──────── Exercise material ────────

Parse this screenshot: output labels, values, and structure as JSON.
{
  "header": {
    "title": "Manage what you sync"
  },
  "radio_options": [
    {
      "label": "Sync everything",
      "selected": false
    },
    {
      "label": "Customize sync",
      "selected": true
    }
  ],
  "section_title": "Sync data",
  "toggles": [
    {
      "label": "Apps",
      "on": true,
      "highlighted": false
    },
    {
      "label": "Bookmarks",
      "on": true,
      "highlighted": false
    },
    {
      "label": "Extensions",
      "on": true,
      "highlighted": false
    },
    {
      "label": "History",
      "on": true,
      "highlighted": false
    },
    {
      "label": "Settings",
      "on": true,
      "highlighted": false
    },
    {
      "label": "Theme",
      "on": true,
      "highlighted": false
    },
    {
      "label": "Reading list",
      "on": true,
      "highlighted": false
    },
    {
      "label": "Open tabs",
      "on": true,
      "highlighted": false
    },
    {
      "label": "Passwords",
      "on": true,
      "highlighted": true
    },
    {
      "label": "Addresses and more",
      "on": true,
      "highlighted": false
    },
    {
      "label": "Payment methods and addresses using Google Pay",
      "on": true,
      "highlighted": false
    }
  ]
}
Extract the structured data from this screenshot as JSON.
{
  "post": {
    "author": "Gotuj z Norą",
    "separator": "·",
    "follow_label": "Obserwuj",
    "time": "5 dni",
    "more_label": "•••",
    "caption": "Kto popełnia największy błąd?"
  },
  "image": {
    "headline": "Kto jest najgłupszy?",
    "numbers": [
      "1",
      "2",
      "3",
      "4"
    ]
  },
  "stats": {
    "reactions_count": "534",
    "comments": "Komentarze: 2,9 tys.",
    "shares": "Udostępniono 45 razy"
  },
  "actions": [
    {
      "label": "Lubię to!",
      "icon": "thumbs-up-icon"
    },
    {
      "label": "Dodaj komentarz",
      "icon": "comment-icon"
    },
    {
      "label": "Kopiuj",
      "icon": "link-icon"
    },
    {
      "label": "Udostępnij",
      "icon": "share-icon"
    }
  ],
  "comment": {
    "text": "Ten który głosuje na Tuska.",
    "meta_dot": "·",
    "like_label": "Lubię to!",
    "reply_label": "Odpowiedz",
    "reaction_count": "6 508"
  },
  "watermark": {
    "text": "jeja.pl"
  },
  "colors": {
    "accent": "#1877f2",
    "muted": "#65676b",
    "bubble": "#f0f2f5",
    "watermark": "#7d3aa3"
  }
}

────────

Problem to work on:
Set down every record above exactly as given.

Right answer:
Parse this screenshot: output labels, values, and structure as JSON.
{
  "header": {
    "title": "Manage what you sync"
  },
  "radio_options": [
    {
      "label": "Sync everything",
      "selected": false
    },
    {
      "label": "Customize sync",
      "selected": true
    }
  ],
  "section_title": "Sync data",
  "toggles": [
    {
      "label": "Apps",
      "on": true,
      "highlighted": false
    },
    {
      "label": "Bookmarks",
      "on": true,
      "highlighted": false
    },
    {
      "label": "Extensions",
      "on": true,
      "highlighted": false
    },
    {
      "label": "History",
      "on": true,
      "highlighted": false
    },
    {
      "label": "Settings",
      "on": true,
      "highlighted": false
    },
    {
      "label": "Theme",
      "on": true,
      "highlighted": false
    },
    {
      "label": "Reading list",
      "on": true,
      "highlighted": false
    },
    {
      "label": "Open tabs",
      "on": true,
      "highlighted": false
    },
    {
      "label": "Passwords",
      "on": true,
      "highlighted": true
    },
    {
      "label": "Addresses and more",
      "on": true,
      "highlighted": false
    },
    {
      "label": "Payment methods and addresses using Google Pay",
      "on": true,
      "highlighted": false
    }
  ]
}
Extract the structured data from this screenshot as JSON.
{
  "post": {
    "author": "Gotuj z Norą",
    "separator": "·",
    "follow_label": "Obserwuj",
    "time": "5 dni",
    "more_label": "•••",
    "caption": "Kto popełnia największy błąd?"
  },
  "image": {
    "headline": "Kto jest najgłupszy?",
    "numbers": [
      "1",
      "2",
      "3",
      "4"
    ]
  },
  "stats": {
    "reactions_count": "534",
    "comments": "Komentarze: 2,9 tys.",
    "shares": "Udostępniono 45 razy"
  },
  "actions": [
    {
      "label": "Lubię to!",
      "icon": "thumbs-up-icon"
    },
    {
      "label": "Dodaj komentarz",
      "icon": "comment-icon"
    },
    {
      "label": "Kopiuj",
      "icon": "link-icon"
    },
    {
      "label": "Udostępnij",
      "icon": "share-icon"
    }
  ],
  "comment": {
    "text": "Ten który głosuje na Tuska.",
    "meta_dot": "·",
    "like_label": "Lubię to!",
    "reply_label": "Odpowiedz",
    "reaction_count": "6 508"
  },
  "watermark": {
    "text": "jeja.pl"
  },
  "colors": {
    "accent": "#1877f2",
    "muted": "#65676b",
    "bubble": "#f0f2f5",
    "watermark": "#7d3aa3"
  }
}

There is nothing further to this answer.